Stated problem: Report the number of lines that include "good", with no additional text.

Records provided:
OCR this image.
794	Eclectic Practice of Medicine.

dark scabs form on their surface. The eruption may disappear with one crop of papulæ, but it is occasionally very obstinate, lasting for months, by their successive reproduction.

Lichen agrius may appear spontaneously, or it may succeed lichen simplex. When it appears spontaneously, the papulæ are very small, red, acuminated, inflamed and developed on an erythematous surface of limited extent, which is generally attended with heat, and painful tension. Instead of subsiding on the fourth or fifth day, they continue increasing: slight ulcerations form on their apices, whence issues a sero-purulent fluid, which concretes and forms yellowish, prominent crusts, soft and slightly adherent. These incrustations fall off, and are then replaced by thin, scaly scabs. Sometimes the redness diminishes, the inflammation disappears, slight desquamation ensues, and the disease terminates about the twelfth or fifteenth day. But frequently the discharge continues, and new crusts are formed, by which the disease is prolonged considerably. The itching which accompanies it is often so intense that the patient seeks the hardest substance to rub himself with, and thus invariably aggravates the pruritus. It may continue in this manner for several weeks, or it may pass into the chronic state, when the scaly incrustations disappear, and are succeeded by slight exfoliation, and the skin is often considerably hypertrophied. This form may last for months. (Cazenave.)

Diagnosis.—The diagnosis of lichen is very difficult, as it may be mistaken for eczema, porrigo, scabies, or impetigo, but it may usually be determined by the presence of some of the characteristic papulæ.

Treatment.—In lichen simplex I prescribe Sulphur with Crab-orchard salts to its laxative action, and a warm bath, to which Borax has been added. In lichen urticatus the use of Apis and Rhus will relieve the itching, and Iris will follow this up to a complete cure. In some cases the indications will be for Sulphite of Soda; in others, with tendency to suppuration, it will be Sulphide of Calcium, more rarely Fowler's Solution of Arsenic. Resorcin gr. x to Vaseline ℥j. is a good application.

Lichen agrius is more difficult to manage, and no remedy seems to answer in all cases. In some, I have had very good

Result for this task: 2